>> Begin
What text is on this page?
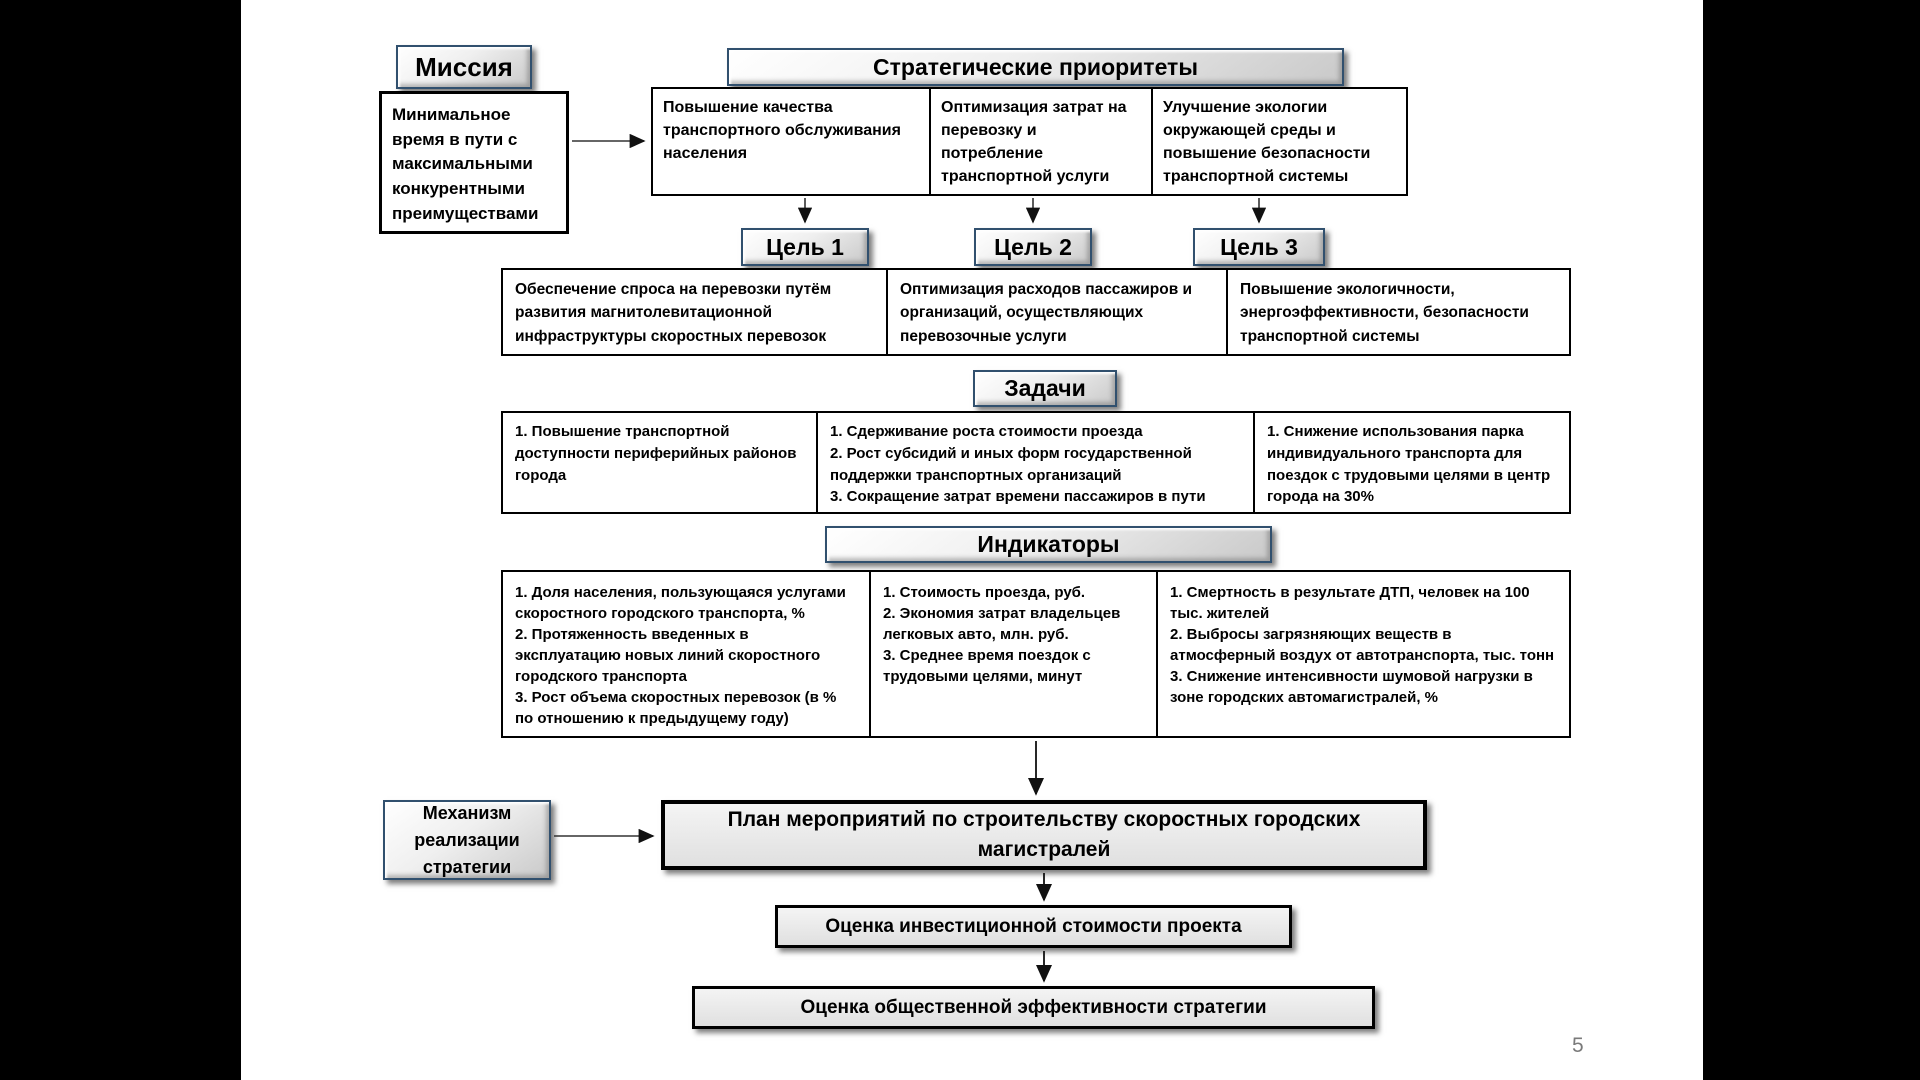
Миссия
Минимальное время в пути с максимальными конкурентными преимуществами
Стратегические приоритеты
Повышение качества транспортного обслуживания населения
Оптимизация затрат на перевозку и потребление транспортной услуги
Улучшение экологии окружающей среды и повышение безопасности транспортной системы
Цель 1	Цель 2	Цель 3
Обеспечение спроса на перевозки путём развития магнитолевитационной инфраструктуры скоростных перевозок
Оптимизация расходов пассажиров и организаций, осуществляющих перевозочные услуги
Повышение экологичности, энергоэффективности, безопасности транспортной системы
Задачи
1. Повышение транспортной доступности периферийных районов города
1. Сдерживание роста стоимости проезда
2. Рост субсидий и иных форм государственной поддержки транспортных организаций
3. Сокращение затрат времени пассажиров в пути
1. Снижение использования парка индивидуального транспорта для поездок с трудовыми целями в центр города на 30%
Индикаторы
1. Доля населения, пользующаяся услугами скоростного городского транспорта, %
2. Протяженность введенных в эксплуатацию новых линий скоростного городского транспорта
3. Рост объема скоростных перевозок (в % по отношению к предыдущему году)
1. Стоимость проезда, руб.
2. Экономия затрат владельцев легковых авто, млн. руб.
3. Среднее время поездок с трудовыми целями, минут
1. Смертность в результате ДТП, человек на 100 тыс. жителей
2. Выбросы загрязняющих веществ в атмосферный воздух от автотранспорта, тыс. тонн
3. Снижение интенсивности шумовой нагрузки в зоне городских автомагистралей, %
Механизм реализации стратегии
План мероприятий по строительству скоростных городских магистралей
Оценка инвестиционной стоимости проекта
Оценка общественной эффективности стратегии
5
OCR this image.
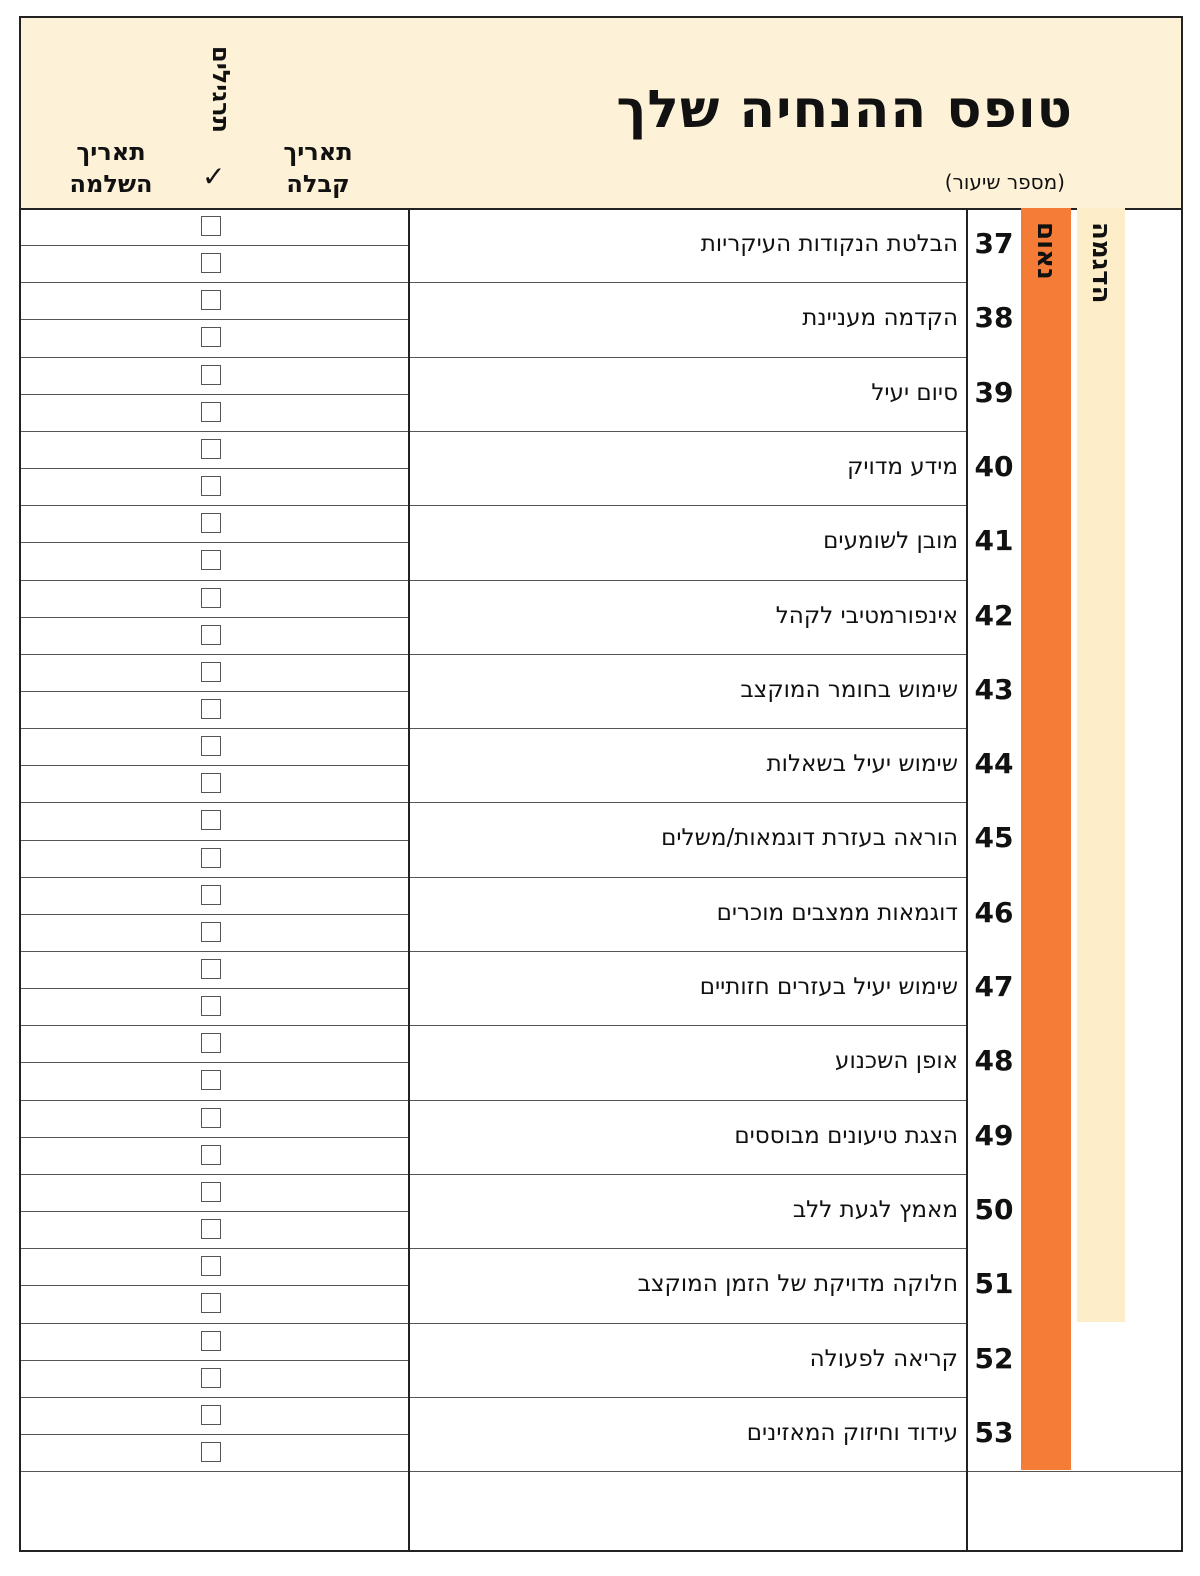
טופס ההנחיה שלך
(מספר שיעור)
תאריך קבלה
תרגילים
✓
תאריך השלמה
הבלטת הנקודות העיקריות 37
הקדמה מעניינת 38
סיום יעיל 39
מידע מדויק 40
מובן לשומעים 41
אינפורמטיבי לקהל 42
שימוש בחומר המוקצב 43
שימוש יעיל בשאלות 44
הוראה בעזרת דוגמאות/משלים 45
דוגמאות ממצבים מוכרים 46
שימוש יעיל בעזרים חזותיים 47
אופן השכנוע 48
הצגת טיעונים מבוססים 49
מאמץ לגעת ללב 50
חלוקה מדויקת של הזמן המוקצב 51
קריאה לפעולה 52
עידוד וחיזוק המאזינים 53
נאום הדגמה
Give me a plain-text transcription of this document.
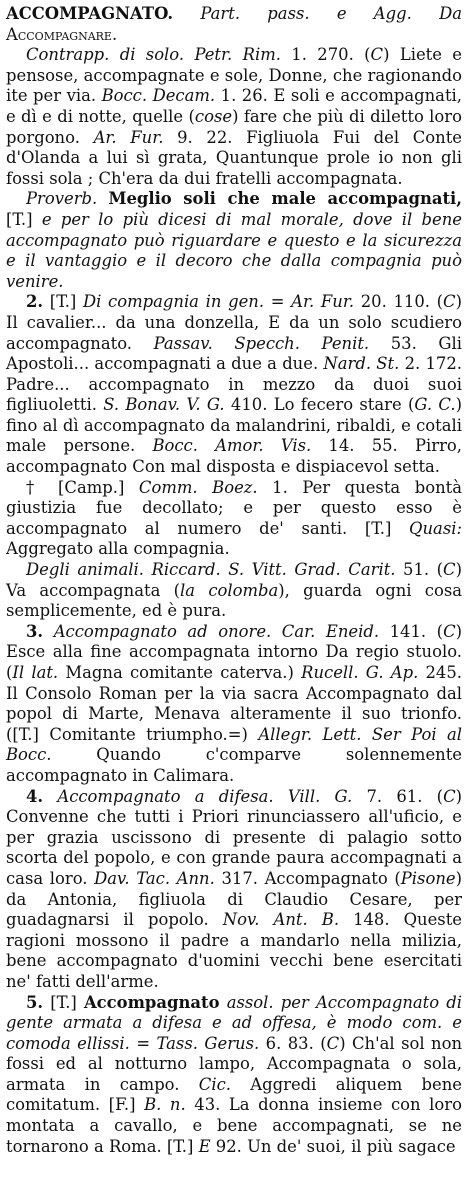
ACCOMPAGNATO. Part. pass. e Agg. Da Accompagnare.

Contrapp. di solo. Petr. Rim. 1. 270. (C) Liete e pensose, accompagnate e sole, Donne, che ragionando ite per via. Bocc. Decam. 1. 26. E soli e accompagnati, e dì e di notte, quelle (cose) fare che più di diletto loro porgono. Ar. Fur. 9. 22. Figliuola Fui del Conte d'Olanda a lui sì grata, Quantunque prole io non gli fossi sola ; Ch'era da dui fratelli accompagnata.

Proverb. Meglio soli che male accompagnati, [T.] e per lo più dicesi di mal morale, dove il bene accompagnato può riguardare e questo e la sicurezza e il vantaggio e il decoro che dalla compagnia può venire.

2. [T.] Di compagnia in gen. = Ar. Fur. 20. 110. (C) Il cavalier... da una donzella, E da un solo scudiero accompagnato. Passav. Specch. Penit. 53. Gli Apostoli... accompagnati a due a due. Nard. St. 2. 172. Padre... accompagnato in mezzo da duoi suoi figliuoletti. S. Bonav. V. G. 410. Lo fecero stare (G. C.) fino al dì accompagnato da malandrini, ribaldi, e cotali male persone. Bocc. Amor. Vis. 14. 55. Pirro, accompagnato Con mal disposta e dispiacevol setta.

† [Camp.] Comm. Boez. 1. Per questa bontà giustizia fue decollato; e per questo esso è accompagnato al numero de' santi. [T.] Quasi: Aggregato alla compagnia.

Degli animali. Riccard. S. Vitt. Grad. Carit. 51. (C) Va accompagnata (la colomba), guarda ogni cosa semplicemente, ed è pura.

3. Accompagnato ad onore. Car. Eneid. 141. (C) Esce alla fine accompagnata intorno Da regio stuolo. (Il lat. Magna comitante caterva.) Rucell. G. Ap. 245. Il Consolo Roman per la via sacra Accompagnato dal popol di Marte, Menava alteramente il suo trionfo. ([T.] Comitante triumpho.=) Allegr. Lett. Ser Poi al Bocc. Quando c'comparve solennemente accompagnato in Calimara.

4. Accompagnato a difesa. Vill. G. 7. 61. (C) Convenne che tutti i Priori rinunciassero all'uficio, e per grazia uscissono di presente di palagio sotto scorta del popolo, e con grande paura accompagnati a casa loro. Dav. Tac. Ann. 317. Accompagnato (Pisone) da Antonia, figliuola di Claudio Cesare, per guadagnarsi il popolo. Nov. Ant. B. 148. Queste ragioni mossono il padre a mandarlo nella milizia, bene accompagnato d'uomini vecchi bene esercitati ne' fatti dell'arme.

5. [T.] Accompagnato assol. per Accompagnato di gente armata a difesa e ad offesa, è modo com. e comoda ellissi. = Tass. Gerus. 6. 83. (C) Ch'al sol non fossi ed al notturno lampo, Accompagnata o sola, armata in campo. Cic. Aggredi aliquem bene comitatum. [F.] B. n. 43. La donna insieme con loro montata a cavallo, e bene accompagnati, se ne tornarono a Roma. [T.] E 92. Un de' suoi, il più sagace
>> End
Given request:
Write out the whole listing again, exactly, with no pictures.

Solution for this problem:
What text is on this page?
Миссия
Минимальное время в пути с максимальными конкурентными преимуществами
Стратегические приоритеты
Повышение качества транспортного обслуживания населения
Оптимизация затрат на перевозку и потребление транспортной услуги
Улучшение экологии окружающей среды и повышение безопасности транспортной системы
Цель 1	Цель 2	Цель 3
Обеспечение спроса на перевозки путём развития магнитолевитационной инфраструктуры скоростных перевозок
Оптимизация расходов пассажиров и организаций, осуществляющих перевозочные услуги
Повышение экологичности, энергоэффективности, безопасности транспортной системы
Задачи
1. Повышение транспортной доступности периферийных районов города
1. Сдерживание роста стоимости проезда
2. Рост субсидий и иных форм государственной поддержки транспортных организаций
3. Сокращение затрат времени пассажиров в пути
1. Снижение использования парка индивидуального транспорта для поездок с трудовыми целями в центр города на 30%
Индикаторы
1. Доля населения, пользующаяся услугами скоростного городского транспорта, %
2. Протяженность введенных в эксплуатацию новых линий скоростного городского транспорта
3. Рост объема скоростных перевозок (в % по отношению к предыдущему году)
1. Стоимость проезда, руб.
2. Экономия затрат владельцев легковых авто, млн. руб.
3. Среднее время поездок с трудовыми целями, минут
1. Смертность в результате ДТП, человек на 100 тыс. жителей
2. Выбросы загрязняющих веществ в атмосферный воздух от автотранспорта, тыс. тонн
3. Снижение интенсивности шумовой нагрузки в зоне городских автомагистралей, %
Механизм реализации стратегии
План мероприятий по строительству скоростных городских магистралей
Оценка инвестиционной стоимости проекта
Оценка общественной эффективности стратегии
5
OCR this image.
טופס ההנחיה שלך
(מספר שיעור)
תאריך קבלה
תרגילים
✓
תאריך השלמה
הבלטת הנקודות העיקריות 37
הקדמה מעניינת 38
סיום יעיל 39
מידע מדויק 40
מובן לשומעים 41
אינפורמטיבי לקהל 42
שימוש בחומר המוקצב 43
שימוש יעיל בשאלות 44
הוראה בעזרת דוגמאות/משלים 45
דוגמאות ממצבים מוכרים 46
שימוש יעיל בעזרים חזותיים 47
אופן השכנוע 48
הצגת טיעונים מבוססים 49
מאמץ לגעת ללב 50
חלוקה מדויקת של הזמן המוקצב 51
קריאה לפעולה 52
עידוד וחיזוק המאזינים 53
נאום הדגמה
Give me a plain-text transcription of this document.
ACCOMPAGNATO. Part. pass. e Agg. Da Accompagnare.

Contrapp. di solo. Petr. Rim. 1. 270. (C) Liete e pensose, accompagnate e sole, Donne, che ragionando ite per via. Bocc. Decam. 1. 26. E soli e accompagnati, e dì e di notte, quelle (cose) fare che più di diletto loro porgono. Ar. Fur. 9. 22. Figliuola Fui del Conte d'Olanda a lui sì grata, Quantunque prole io non gli fossi sola ; Ch'era da dui fratelli accompagnata.

Proverb. Meglio soli che male accompagnati, [T.] e per lo più dicesi di mal morale, dove il bene accompagnato può riguardare e questo e la sicurezza e il vantaggio e il decoro che dalla compagnia può venire.

2. [T.] Di compagnia in gen. = Ar. Fur. 20. 110. (C) Il cavalier... da una donzella, E da un solo scudiero accompagnato. Passav. Specch. Penit. 53. Gli Apostoli... accompagnati a due a due. Nard. St. 2. 172. Padre... accompagnato in mezzo da duoi suoi figliuoletti. S. Bonav. V. G. 410. Lo fecero stare (G. C.) fino al dì accompagnato da malandrini, ribaldi, e cotali male persone. Bocc. Amor. Vis. 14. 55. Pirro, accompagnato Con mal disposta e dispiacevol setta.

† [Camp.] Comm. Boez. 1. Per questa bontà giustizia fue decollato; e per questo esso è accompagnato al numero de' santi. [T.] Quasi: Aggregato alla compagnia.

Degli animali. Riccard. S. Vitt. Grad. Carit. 51. (C) Va accompagnata (la colomba), guarda ogni cosa semplicemente, ed è pura.

3. Accompagnato ad onore. Car. Eneid. 141. (C) Esce alla fine accompagnata intorno Da regio stuolo. (Il lat. Magna comitante caterva.) Rucell. G. Ap. 245. Il Consolo Roman per la via sacra Accompagnato dal popol di Marte, Menava alteramente il suo trionfo. ([T.] Comitante triumpho.=) Allegr. Lett. Ser Poi al Bocc. Quando c'comparve solennemente accompagnato in Calimara.

4. Accompagnato a difesa. Vill. G. 7. 61. (C) Convenne che tutti i Priori rinunciassero all'uficio, e per grazia uscissono di presente di palagio sotto scorta del popolo, e con grande paura accompagnati a casa loro. Dav. Tac. Ann. 317. Accompagnato (Pisone) da Antonia, figliuola di Claudio Cesare, per guadagnarsi il popolo. Nov. Ant. B. 148. Queste ragioni mossono il padre a mandarlo nella milizia, bene accompagnato d'uomini vecchi bene esercitati ne' fatti dell'arme.

5. [T.] Accompagnato assol. per Accompagnato di gente armata a difesa e ad offesa, è modo com. e comoda ellissi. = Tass. Gerus. 6. 83. (C) Ch'al sol non fossi ed al notturno lampo, Accompagnata o sola, armata in campo. Cic. Aggredi aliquem bene comitatum. [F.] B. n. 43. La donna insieme con loro montata a cavallo, e bene accompagnati, se ne tornarono a Roma. [T.] E 92. Un de' suoi, il più sagace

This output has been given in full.